Given exercise
Locate the lines where "name" occurs and copy them as they stand.

Dataset rows about figures
------------------------------------

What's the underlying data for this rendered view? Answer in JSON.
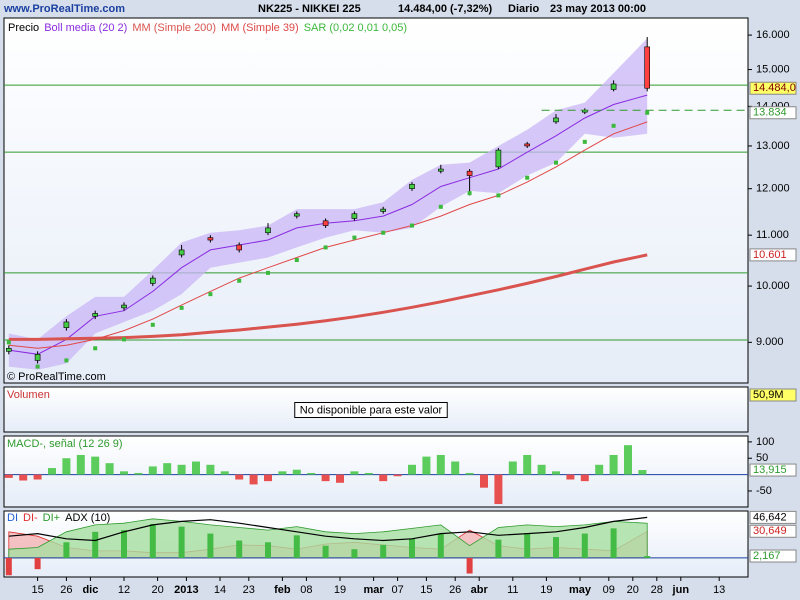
{
  "header": {
    "site": "www.ProRealTime.com",
    "symbol": "NK225 - NIKKEI 225",
    "price": "14.484,00 (-7,32%)",
    "period": "Diario",
    "date": "23 may 2013 00:00"
  },
  "chart_data": [
    {
      "type": "candlestick",
      "log": true,
      "watermark": "© ProRealTime.com",
      "x": [
        -6,
        0,
        6,
        12,
        18,
        24,
        30,
        36,
        42,
        48,
        54,
        60,
        66,
        72,
        78,
        84,
        90,
        96,
        102,
        108,
        114,
        120,
        127
      ],
      "ylim": [
        8340,
        16520
      ],
      "yticks": [
        {
          "value": 16000,
          "label": "16.000"
        },
        {
          "value": 15000,
          "label": "15.000"
        },
        {
          "value": 14000,
          "label": "14.000"
        },
        {
          "value": 13000,
          "label": "13.000"
        },
        {
          "value": 12000,
          "label": "12.000"
        },
        {
          "value": 11000,
          "label": "11.000"
        },
        {
          "value": 10000,
          "label": "10.000"
        },
        {
          "value": 9000,
          "label": "9.000"
        }
      ],
      "series": [
        {
          "name": "Precio",
          "kind": "candle",
          "color": "#000000",
          "up_color": "#44cc44",
          "down_color": "#ff4040",
          "open": [
            8850,
            8700,
            9250,
            9450,
            9600,
            10050,
            10600,
            10950,
            10800,
            11050,
            11400,
            11300,
            11350,
            11500,
            12000,
            12400,
            12400,
            12500,
            13050,
            13600,
            13850,
            14450,
            15650
          ],
          "high": [
            8950,
            8850,
            9400,
            9550,
            9700,
            10200,
            10800,
            11000,
            10850,
            11250,
            11500,
            11350,
            11500,
            11600,
            12150,
            12550,
            12450,
            12950,
            13100,
            13800,
            13950,
            14700,
            15942
          ],
          "low": [
            8800,
            8650,
            9200,
            9400,
            9550,
            10000,
            10550,
            10850,
            10650,
            11000,
            11350,
            11150,
            11300,
            11450,
            11950,
            12350,
            11850,
            12450,
            12950,
            13550,
            13800,
            14400,
            14400
          ],
          "close": [
            8900,
            8800,
            9350,
            9500,
            9650,
            10150,
            10700,
            10900,
            10700,
            11150,
            11450,
            11200,
            11450,
            11550,
            12100,
            12450,
            12300,
            12900,
            13000,
            13700,
            13900,
            14600,
            14484
          ]
        },
        {
          "name": "Boll media (20 2)",
          "kind": "band",
          "color": "#8a2be2",
          "fill": "#c9b6f6",
          "upper": [
            9150,
            9050,
            9450,
            9800,
            9800,
            10300,
            10850,
            11050,
            11100,
            11200,
            11550,
            11550,
            11550,
            11700,
            12200,
            12550,
            12600,
            13000,
            13400,
            13900,
            14100,
            14900,
            15900
          ],
          "middle": [
            8870,
            8800,
            9050,
            9450,
            9550,
            9900,
            10350,
            10700,
            10800,
            10900,
            11150,
            11250,
            11300,
            11400,
            11650,
            12050,
            12250,
            12450,
            12850,
            13250,
            13700,
            14050,
            14300
          ],
          "lower": [
            8600,
            8550,
            8650,
            9150,
            9350,
            9550,
            9850,
            10350,
            10450,
            10550,
            10750,
            10950,
            11100,
            11050,
            11150,
            11600,
            11950,
            11900,
            12300,
            12600,
            13300,
            13200,
            13300
          ]
        },
        {
          "name": "MM (Simple 200)",
          "kind": "line",
          "bold": true,
          "color": "#d9534f",
          "values": [
            9050,
            9050,
            9060,
            9070,
            9080,
            9100,
            9130,
            9170,
            9210,
            9260,
            9310,
            9370,
            9440,
            9520,
            9610,
            9710,
            9820,
            9930,
            10050,
            10180,
            10320,
            10460,
            10601
          ]
        },
        {
          "name": "MM (Simple 39)",
          "kind": "line",
          "bold": false,
          "color": "#e04848",
          "values": [
            8950,
            8900,
            8950,
            9050,
            9200,
            9400,
            9650,
            9900,
            10150,
            10350,
            10550,
            10750,
            10900,
            11050,
            11200,
            11400,
            11650,
            11850,
            12150,
            12500,
            12900,
            13300,
            13600
          ]
        },
        {
          "name": "SAR (0,02 0,01 0,05)",
          "kind": "dots",
          "color": "#3cb83c",
          "values": [
            9000,
            8600,
            8700,
            8900,
            9050,
            9300,
            9600,
            9850,
            10100,
            10250,
            10500,
            10750,
            10950,
            11050,
            11200,
            11600,
            11900,
            11850,
            12250,
            12600,
            13100,
            13500,
            13834
          ]
        }
      ],
      "hlines": [
        14570,
        12850,
        10250,
        9040
      ],
      "hline_color": "#2e9a2e",
      "dashline": {
        "value": 13900,
        "from": 105,
        "color": "#2e9a2e"
      },
      "value_boxes": [
        {
          "value": 14484,
          "label": "14.484,0",
          "color": "#800000",
          "fill": "#ffff66"
        },
        {
          "value": 13834,
          "label": "13.834",
          "color": "#2e9a2e",
          "fill": "#ffffff"
        },
        {
          "value": 10601,
          "label": "10.601",
          "color": "#cc2222",
          "fill": "#ffffff"
        }
      ]
    },
    {
      "type": "bar",
      "title": "Volumen",
      "title_color": "#cc3333",
      "note": "No disponible para este valor",
      "last_label": "50,9M"
    },
    {
      "type": "bar",
      "title": "MACD-, señal (12 26 9)",
      "title_color": "#2e9a2e",
      "up_color": "#5ccc5c",
      "down_color": "#e85050",
      "x": [
        -6,
        -3,
        0,
        3,
        6,
        9,
        12,
        15,
        18,
        21,
        24,
        27,
        30,
        33,
        36,
        39,
        42,
        45,
        48,
        51,
        54,
        57,
        60,
        63,
        66,
        69,
        72,
        75,
        78,
        81,
        84,
        87,
        90,
        93,
        96,
        99,
        102,
        105,
        108,
        111,
        114,
        117,
        120,
        123,
        126
      ],
      "values": [
        -10,
        -18,
        -15,
        20,
        50,
        60,
        55,
        35,
        10,
        5,
        25,
        35,
        30,
        40,
        30,
        10,
        -15,
        -30,
        -20,
        10,
        15,
        5,
        -20,
        -25,
        10,
        5,
        -20,
        -5,
        30,
        55,
        60,
        40,
        5,
        -40,
        -90,
        40,
        60,
        30,
        10,
        -15,
        -20,
        30,
        60,
        90,
        13.915
      ],
      "ylim": [
        -99,
        118
      ],
      "yticks": [
        100,
        50,
        -50
      ],
      "value_boxes": [
        {
          "value": 13.915,
          "label": "13,915",
          "color": "#2e9a2e",
          "fill": "#ffffff"
        }
      ]
    },
    {
      "type": "mixed",
      "x": [
        -6,
        0,
        6,
        12,
        18,
        24,
        30,
        36,
        42,
        48,
        54,
        60,
        66,
        72,
        78,
        84,
        90,
        96,
        102,
        108,
        114,
        120,
        127
      ],
      "series": [
        {
          "name": "DI",
          "kind": "bars",
          "color": "#2060d0",
          "up_color": "#44bb44",
          "down_color": "#e04040",
          "values": [
            -20,
            -13,
            18,
            30,
            32,
            39,
            36,
            28,
            20,
            18,
            26,
            14,
            10,
            15,
            22,
            28,
            -18,
            21,
            28,
            24,
            28,
            34,
            2.167
          ]
        },
        {
          "name": "DI-",
          "kind": "area",
          "color": "#e03030",
          "fill": "#f4b4b4",
          "values": [
            30,
            25,
            12,
            8,
            8,
            6,
            6,
            10,
            15,
            14,
            10,
            16,
            18,
            15,
            12,
            10,
            32,
            14,
            10,
            12,
            10,
            8,
            30.649
          ]
        },
        {
          "name": "DI+",
          "kind": "area",
          "color": "#2e9a2e",
          "fill": "#a6dea0",
          "values": [
            10,
            12,
            30,
            38,
            40,
            45,
            42,
            38,
            35,
            32,
            36,
            30,
            28,
            30,
            34,
            38,
            14,
            35,
            38,
            36,
            38,
            42,
            40
          ]
        },
        {
          "name": "ADX (10)",
          "kind": "line",
          "color": "#000000",
          "values": [
            25,
            28,
            22,
            20,
            30,
            38,
            42,
            44,
            40,
            35,
            30,
            25,
            22,
            20,
            22,
            28,
            30,
            26,
            28,
            30,
            35,
            42,
            46.642
          ]
        }
      ],
      "ylim": [
        -22,
        54
      ],
      "value_boxes": [
        {
          "value": 46.642,
          "label": "46,642",
          "color": "#000000",
          "fill": "#ffffff"
        },
        {
          "value": 30.649,
          "label": "30,649",
          "color": "#cc2222",
          "fill": "#ffffff"
        },
        {
          "value": 2.167,
          "label": "2,167",
          "color": "#2e9a2e",
          "fill": "#ffffff"
        }
      ],
      "xlim": [
        -7,
        148
      ],
      "xticks": [
        {
          "value": 0,
          "label": "15"
        },
        {
          "value": 6,
          "label": "26"
        },
        {
          "value": 11,
          "label": "dic"
        },
        {
          "value": 18,
          "label": "12"
        },
        {
          "value": 25,
          "label": "20"
        },
        {
          "value": 31,
          "label": "2013"
        },
        {
          "value": 38,
          "label": "14"
        },
        {
          "value": 44,
          "label": "23"
        },
        {
          "value": 51,
          "label": "feb"
        },
        {
          "value": 56,
          "label": "08"
        },
        {
          "value": 63,
          "label": "19"
        },
        {
          "value": 70,
          "label": "mar"
        },
        {
          "value": 75,
          "label": "07"
        },
        {
          "value": 81,
          "label": "15"
        },
        {
          "value": 87,
          "label": "26"
        },
        {
          "value": 92,
          "label": "abr"
        },
        {
          "value": 99,
          "label": "11"
        },
        {
          "value": 106,
          "label": "19"
        },
        {
          "value": 113,
          "label": "may"
        },
        {
          "value": 119,
          "label": "09"
        },
        {
          "value": 124,
          "label": "20"
        },
        {
          "value": 129,
          "label": "28"
        },
        {
          "value": 134,
          "label": "jun"
        },
        {
          "value": 142,
          "label": "13"
        }
      ]
    }
  ]
}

------------------------------------

Result
          "name": "Precio",
          "name": "Boll media (20 2)",
          "name": "MM (Simple 200)",
          "name": "MM (Simple 39)",
          "name": "SAR (0,02 0,01 0,05)",
          "name": "DI",
          "name": "DI-",
          "name": "DI+",
          "name": "ADX (10)",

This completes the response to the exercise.